■ **Goal of the exercise**:
All the records that follow need to be reproduced exactly. Omit the images.

Lines of data
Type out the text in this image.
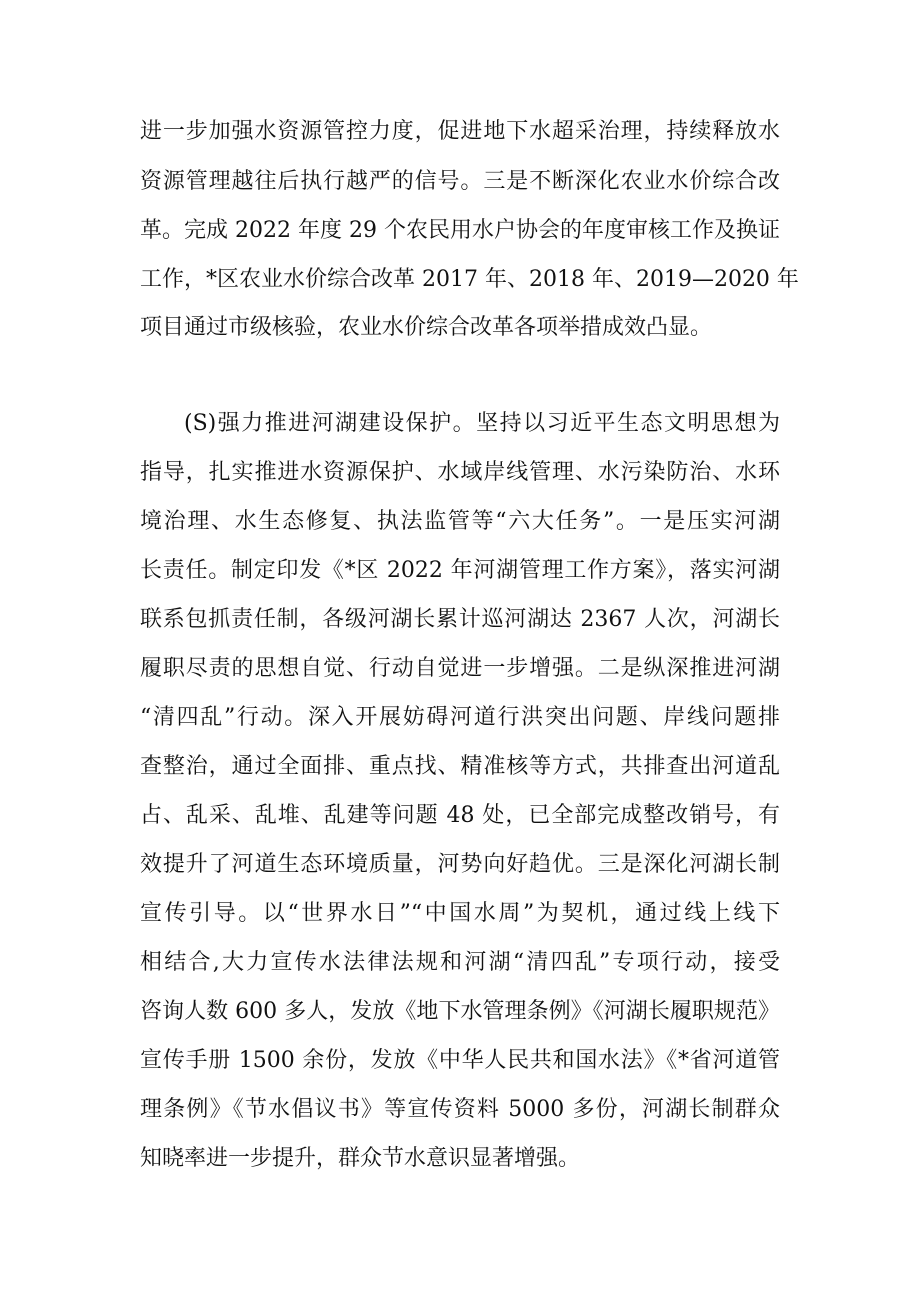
进一步加强水资源管控力度，促进地下水超采治理，持续释放水
资源管理越往后执行越严的信号。三是不断深化农业水价综合改
革。完成 2022 年度 29 个农民用水户协会的年度审核工作及换证
工作，*区农业水价综合改革 2017 年、2018 年、2019—2020 年
项目通过市级核验，农业水价综合改革各项举措成效凸显。
(S)强力推进河湖建设保护。坚持以习近平生态文明思想为
指导，扎实推进水资源保护、水域岸线管理、水污染防治、水环
境治理、水生态修复、执法监管等“六大任务”。一是压实河湖
长责任。制定印发《*区 2022 年河湖管理工作方案》，落实河湖
联系包抓责任制，各级河湖长累计巡河湖达 2367 人次，河湖长
履职尽责的思想自觉、行动自觉进一步增强。二是纵深推进河湖
“清四乱”行动。深入开展妨碍河道行洪突出问题、岸线问题排
查整治，通过全面排、重点找、精准核等方式，共排查出河道乱
占、乱采、乱堆、乱建等问题 48 处，已全部完成整改销号，有
效提升了河道生态环境质量，河势向好趋优。三是深化河湖长制
宣传引导。以“世界水日”“中国水周”为契机，通过线上线下
相结合,大力宣传水法律法规和河湖“清四乱”专项行动，接受
咨询人数 600 多人，发放《地下水管理条例》《河湖长履职规范》
宣传手册 1500 余份，发放《中华人民共和国水法》《*省河道管
理条例》《节水倡议书》等宣传资料 5000 多份，河湖长制群众
知晓率进一步提升，群众节水意识显著增强。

■ **Exercise response**:
Type out the text in this image.
进一步加强水资源管控力度，促进地下水超采治理，持续释放水
资源管理越往后执行越严的信号。三是不断深化农业水价综合改
革。完成 2022 年度 29 个农民用水户协会的年度审核工作及换证
工作，*区农业水价综合改革 2017 年、2018 年、2019—2020 年
项目通过市级核验，农业水价综合改革各项举措成效凸显。
(S)强力推进河湖建设保护。坚持以习近平生态文明思想为
指导，扎实推进水资源保护、水域岸线管理、水污染防治、水环
境治理、水生态修复、执法监管等“六大任务”。一是压实河湖
长责任。制定印发《*区 2022 年河湖管理工作方案》，落实河湖
联系包抓责任制，各级河湖长累计巡河湖达 2367 人次，河湖长
履职尽责的思想自觉、行动自觉进一步增强。二是纵深推进河湖
“清四乱”行动。深入开展妨碍河道行洪突出问题、岸线问题排
查整治，通过全面排、重点找、精准核等方式，共排查出河道乱
占、乱采、乱堆、乱建等问题 48 处，已全部完成整改销号，有
效提升了河道生态环境质量，河势向好趋优。三是深化河湖长制
宣传引导。以“世界水日”“中国水周”为契机，通过线上线下
相结合,大力宣传水法律法规和河湖“清四乱”专项行动，接受
咨询人数 600 多人，发放《地下水管理条例》《河湖长履职规范》
宣传手册 1500 余份，发放《中华人民共和国水法》《*省河道管
理条例》《节水倡议书》等宣传资料 5000 多份，河湖长制群众
知晓率进一步提升，群众节水意识显著增强。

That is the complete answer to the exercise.